| PROVIDED RECORDS |
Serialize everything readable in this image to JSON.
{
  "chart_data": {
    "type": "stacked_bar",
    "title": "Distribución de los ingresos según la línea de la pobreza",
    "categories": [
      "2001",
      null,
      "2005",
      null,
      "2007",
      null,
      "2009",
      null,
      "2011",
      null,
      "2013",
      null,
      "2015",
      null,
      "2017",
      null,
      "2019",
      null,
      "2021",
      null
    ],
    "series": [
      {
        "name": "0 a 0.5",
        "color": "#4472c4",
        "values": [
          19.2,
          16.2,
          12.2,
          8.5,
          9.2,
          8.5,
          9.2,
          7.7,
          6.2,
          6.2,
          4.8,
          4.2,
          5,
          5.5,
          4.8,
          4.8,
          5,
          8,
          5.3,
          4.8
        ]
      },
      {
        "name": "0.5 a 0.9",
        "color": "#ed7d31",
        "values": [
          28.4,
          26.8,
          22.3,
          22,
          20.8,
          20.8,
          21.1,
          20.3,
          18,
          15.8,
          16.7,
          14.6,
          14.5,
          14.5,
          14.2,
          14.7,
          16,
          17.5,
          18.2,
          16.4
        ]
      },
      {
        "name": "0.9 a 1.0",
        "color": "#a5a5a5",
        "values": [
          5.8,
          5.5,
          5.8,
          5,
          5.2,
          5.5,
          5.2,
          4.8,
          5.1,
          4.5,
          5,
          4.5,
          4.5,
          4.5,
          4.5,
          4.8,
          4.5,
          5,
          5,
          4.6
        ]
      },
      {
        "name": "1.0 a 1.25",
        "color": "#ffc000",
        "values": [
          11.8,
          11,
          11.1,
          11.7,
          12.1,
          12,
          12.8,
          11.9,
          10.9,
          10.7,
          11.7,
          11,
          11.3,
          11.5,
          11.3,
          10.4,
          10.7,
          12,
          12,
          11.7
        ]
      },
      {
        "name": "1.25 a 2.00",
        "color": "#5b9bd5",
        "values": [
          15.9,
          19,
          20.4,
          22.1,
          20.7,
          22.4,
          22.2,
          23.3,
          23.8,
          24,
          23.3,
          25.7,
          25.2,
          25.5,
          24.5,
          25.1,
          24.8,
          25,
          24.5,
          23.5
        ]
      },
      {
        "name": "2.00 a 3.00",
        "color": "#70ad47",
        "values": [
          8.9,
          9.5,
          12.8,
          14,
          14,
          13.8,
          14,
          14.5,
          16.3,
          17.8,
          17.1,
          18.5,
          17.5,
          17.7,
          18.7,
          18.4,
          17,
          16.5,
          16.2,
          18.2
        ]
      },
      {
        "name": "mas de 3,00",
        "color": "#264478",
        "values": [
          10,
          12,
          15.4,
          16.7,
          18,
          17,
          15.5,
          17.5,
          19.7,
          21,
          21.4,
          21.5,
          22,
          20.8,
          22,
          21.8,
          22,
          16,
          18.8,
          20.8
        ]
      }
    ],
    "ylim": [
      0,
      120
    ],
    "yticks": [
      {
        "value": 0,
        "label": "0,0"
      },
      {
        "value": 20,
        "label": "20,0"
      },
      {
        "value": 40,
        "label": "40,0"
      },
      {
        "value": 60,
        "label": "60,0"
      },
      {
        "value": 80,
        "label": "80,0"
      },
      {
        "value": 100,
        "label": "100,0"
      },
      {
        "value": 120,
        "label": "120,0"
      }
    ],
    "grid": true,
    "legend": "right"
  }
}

| BRIEF |
Output the entries exactly.

| FINAL RESULT |
Serialize everything readable in this image to JSON.
{
  "chart_data": {
    "type": "stacked_bar",
    "title": "Distribución de los ingresos según la línea de la pobreza",
    "categories": [
      "2001",
      null,
      "2005",
      null,
      "2007",
      null,
      "2009",
      null,
      "2011",
      null,
      "2013",
      null,
      "2015",
      null,
      "2017",
      null,
      "2019",
      null,
      "2021",
      null
    ],
    "series": [
      {
        "name": "0 a 0.5",
        "color": "#4472c4",
        "values": [
          19.2,
          16.2,
          12.2,
          8.5,
          9.2,
          8.5,
          9.2,
          7.7,
          6.2,
          6.2,
          4.8,
          4.2,
          5,
          5.5,
          4.8,
          4.8,
          5,
          8,
          5.3,
          4.8
        ]
      },
      {
        "name": "0.5 a 0.9",
        "color": "#ed7d31",
        "values": [
          28.4,
          26.8,
          22.3,
          22,
          20.8,
          20.8,
          21.1,
          20.3,
          18,
          15.8,
          16.7,
          14.6,
          14.5,
          14.5,
          14.2,
          14.7,
          16,
          17.5,
          18.2,
          16.4
        ]
      },
      {
        "name": "0.9 a 1.0",
        "color": "#a5a5a5",
        "values": [
          5.8,
          5.5,
          5.8,
          5,
          5.2,
          5.5,
          5.2,
          4.8,
          5.1,
          4.5,
          5,
          4.5,
          4.5,
          4.5,
          4.5,
          4.8,
          4.5,
          5,
          5,
          4.6
        ]
      },
      {
        "name": "1.0 a 1.25",
        "color": "#ffc000",
        "values": [
          11.8,
          11,
          11.1,
          11.7,
          12.1,
          12,
          12.8,
          11.9,
          10.9,
          10.7,
          11.7,
          11,
          11.3,
          11.5,
          11.3,
          10.4,
          10.7,
          12,
          12,
          11.7
        ]
      },
      {
        "name": "1.25 a 2.00",
        "color": "#5b9bd5",
        "values": [
          15.9,
          19,
          20.4,
          22.1,
          20.7,
          22.4,
          22.2,
          23.3,
          23.8,
          24,
          23.3,
          25.7,
          25.2,
          25.5,
          24.5,
          25.1,
          24.8,
          25,
          24.5,
          23.5
        ]
      },
      {
        "name": "2.00 a 3.00",
        "color": "#70ad47",
        "values": [
          8.9,
          9.5,
          12.8,
          14,
          14,
          13.8,
          14,
          14.5,
          16.3,
          17.8,
          17.1,
          18.5,
          17.5,
          17.7,
          18.7,
          18.4,
          17,
          16.5,
          16.2,
          18.2
        ]
      },
      {
        "name": "mas de 3,00",
        "color": "#264478",
        "values": [
          10,
          12,
          15.4,
          16.7,
          18,
          17,
          15.5,
          17.5,
          19.7,
          21,
          21.4,
          21.5,
          22,
          20.8,
          22,
          21.8,
          22,
          16,
          18.8,
          20.8
        ]
      }
    ],
    "ylim": [
      0,
      120
    ],
    "yticks": [
      {
        "value": 0,
        "label": "0,0"
      },
      {
        "value": 20,
        "label": "20,0"
      },
      {
        "value": 40,
        "label": "40,0"
      },
      {
        "value": 60,
        "label": "60,0"
      },
      {
        "value": 80,
        "label": "80,0"
      },
      {
        "value": 100,
        "label": "100,0"
      },
      {
        "value": 120,
        "label": "120,0"
      }
    ],
    "grid": true,
    "legend": "right"
  }
}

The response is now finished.